▶ _GIVEN TASK_
Locate the string "JSON" in the listing below. Copy every line where it is found.

▶ _TASK INPUTS_

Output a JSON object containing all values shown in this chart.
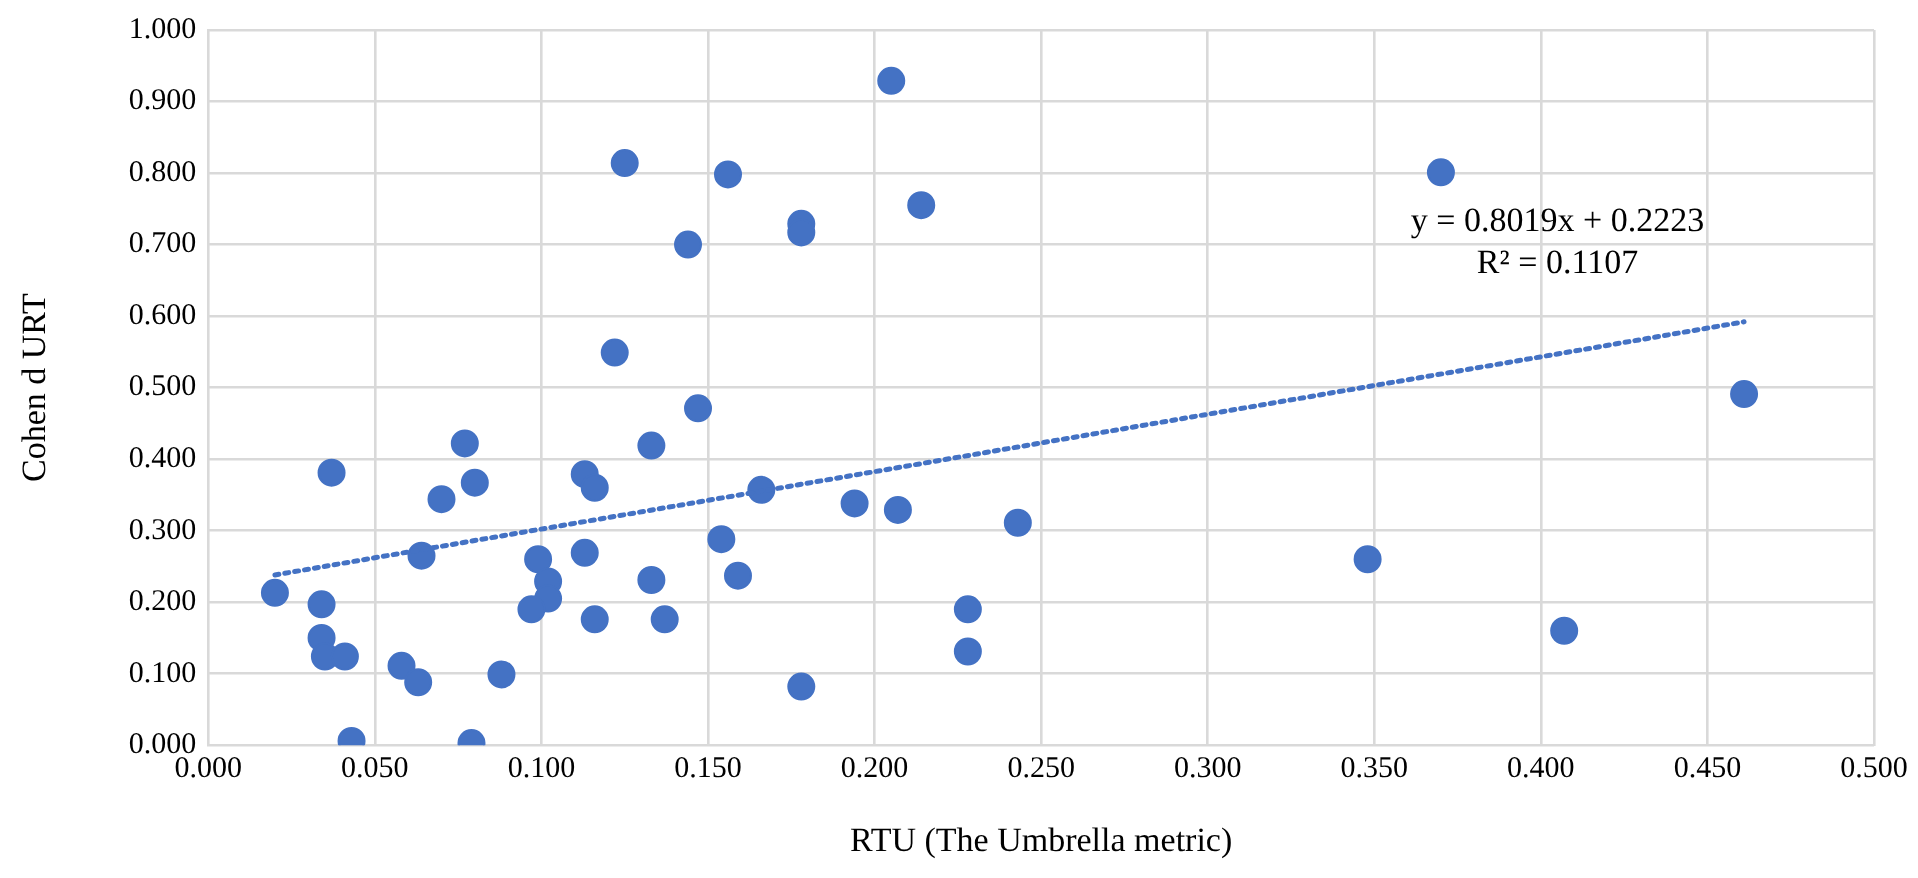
{
  "chart_data": {
    "type": "scatter",
    "xlabel": "RTU (The Umbrella metric)",
    "ylabel": "Cohen d URT",
    "color": "#4472c4",
    "marker": "circle",
    "grid": true,
    "legend": false,
    "x": [
      0.205,
      0.125,
      0.156,
      0.144,
      0.178,
      0.178,
      0.214,
      0.122,
      0.147,
      0.133,
      0.077,
      0.037,
      0.08,
      0.07,
      0.113,
      0.116,
      0.166,
      0.194,
      0.207,
      0.243,
      0.064,
      0.099,
      0.113,
      0.154,
      0.159,
      0.133,
      0.102,
      0.102,
      0.097,
      0.116,
      0.137,
      0.02,
      0.034,
      0.034,
      0.035,
      0.041,
      0.058,
      0.063,
      0.088,
      0.178,
      0.043,
      0.079,
      0.228,
      0.228,
      0.37,
      0.348,
      0.407,
      0.461
    ],
    "values": [
      0.929,
      0.814,
      0.798,
      0.7,
      0.729,
      0.717,
      0.755,
      0.549,
      0.471,
      0.419,
      0.422,
      0.381,
      0.367,
      0.344,
      0.379,
      0.36,
      0.357,
      0.338,
      0.329,
      0.311,
      0.265,
      0.26,
      0.269,
      0.288,
      0.237,
      0.231,
      0.229,
      0.205,
      0.19,
      0.176,
      0.176,
      0.213,
      0.197,
      0.15,
      0.124,
      0.124,
      0.111,
      0.088,
      0.099,
      0.082,
      0.006,
      0.003,
      0.19,
      0.131,
      0.801,
      0.26,
      0.16,
      0.491
    ],
    "series": [
      {
        "type": "line",
        "x": [
          0.02,
          0.461
        ],
        "values": [
          0.238,
          0.592
        ],
        "color": "#4472c4",
        "line_style": "dotted",
        "marker": "none"
      }
    ],
    "annotations": [
      "y = 0.8019x + 0.2223",
      "R² = 0.1107"
    ],
    "xlim": [
      0,
      0.5
    ],
    "xticks": [
      {
        "value": 0,
        "label": "0.000"
      },
      {
        "value": 0.05,
        "label": "0.050"
      },
      {
        "value": 0.1,
        "label": "0.100"
      },
      {
        "value": 0.15,
        "label": "0.150"
      },
      {
        "value": 0.2,
        "label": "0.200"
      },
      {
        "value": 0.25,
        "label": "0.250"
      },
      {
        "value": 0.3,
        "label": "0.300"
      },
      {
        "value": 0.35,
        "label": "0.350"
      },
      {
        "value": 0.4,
        "label": "0.400"
      },
      {
        "value": 0.45,
        "label": "0.450"
      },
      {
        "value": 0.5,
        "label": "0.500"
      }
    ],
    "ylim": [
      0,
      1
    ],
    "yticks": [
      {
        "value": 0,
        "label": "0.000"
      },
      {
        "value": 0.1,
        "label": "0.100"
      },
      {
        "value": 0.2,
        "label": "0.200"
      },
      {
        "value": 0.3,
        "label": "0.300"
      },
      {
        "value": 0.4,
        "label": "0.400"
      },
      {
        "value": 0.5,
        "label": "0.500"
      },
      {
        "value": 0.6,
        "label": "0.600"
      },
      {
        "value": 0.7,
        "label": "0.700"
      },
      {
        "value": 0.8,
        "label": "0.800"
      },
      {
        "value": 0.9,
        "label": "0.900"
      },
      {
        "value": 1,
        "label": "1.000"
      }
    ]
  }
}
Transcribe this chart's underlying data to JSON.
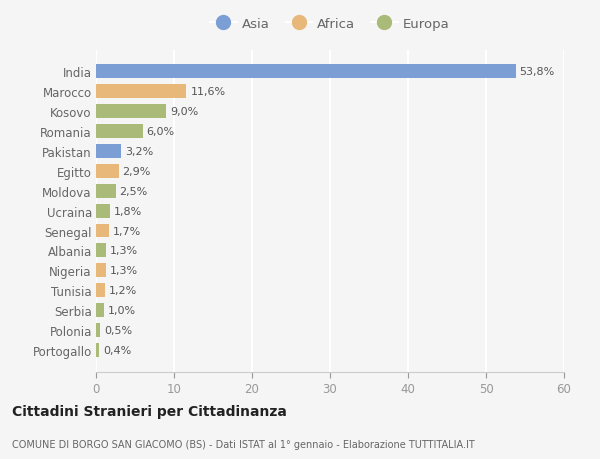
{
  "countries": [
    "India",
    "Marocco",
    "Kosovo",
    "Romania",
    "Pakistan",
    "Egitto",
    "Moldova",
    "Ucraina",
    "Senegal",
    "Albania",
    "Nigeria",
    "Tunisia",
    "Serbia",
    "Polonia",
    "Portogallo"
  ],
  "values": [
    53.8,
    11.6,
    9.0,
    6.0,
    3.2,
    2.9,
    2.5,
    1.8,
    1.7,
    1.3,
    1.3,
    1.2,
    1.0,
    0.5,
    0.4
  ],
  "labels": [
    "53,8%",
    "11,6%",
    "9,0%",
    "6,0%",
    "3,2%",
    "2,9%",
    "2,5%",
    "1,8%",
    "1,7%",
    "1,3%",
    "1,3%",
    "1,2%",
    "1,0%",
    "0,5%",
    "0,4%"
  ],
  "continent": [
    "Asia",
    "Africa",
    "Europa",
    "Europa",
    "Asia",
    "Africa",
    "Europa",
    "Europa",
    "Africa",
    "Europa",
    "Africa",
    "Africa",
    "Europa",
    "Europa",
    "Europa"
  ],
  "colors": {
    "Asia": "#7b9fd4",
    "Africa": "#e8b87a",
    "Europa": "#aaba78"
  },
  "xlim": [
    0,
    60
  ],
  "xticks": [
    0,
    10,
    20,
    30,
    40,
    50,
    60
  ],
  "title": "Cittadini Stranieri per Cittadinanza",
  "subtitle": "COMUNE DI BORGO SAN GIACOMO (BS) - Dati ISTAT al 1° gennaio - Elaborazione TUTTITALIA.IT",
  "bg_color": "#f5f5f5",
  "grid_color": "#ffffff",
  "bar_height": 0.7,
  "legend_order": [
    "Asia",
    "Africa",
    "Europa"
  ]
}
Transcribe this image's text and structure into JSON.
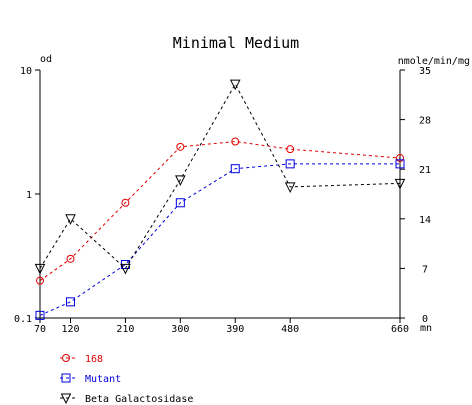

▶ _THE RESPONSE_
Output a JSON object containing all values shown in this chart.
Transcribe this chart's underlying data to JSON.
Transcribe this image's text and structure into JSON.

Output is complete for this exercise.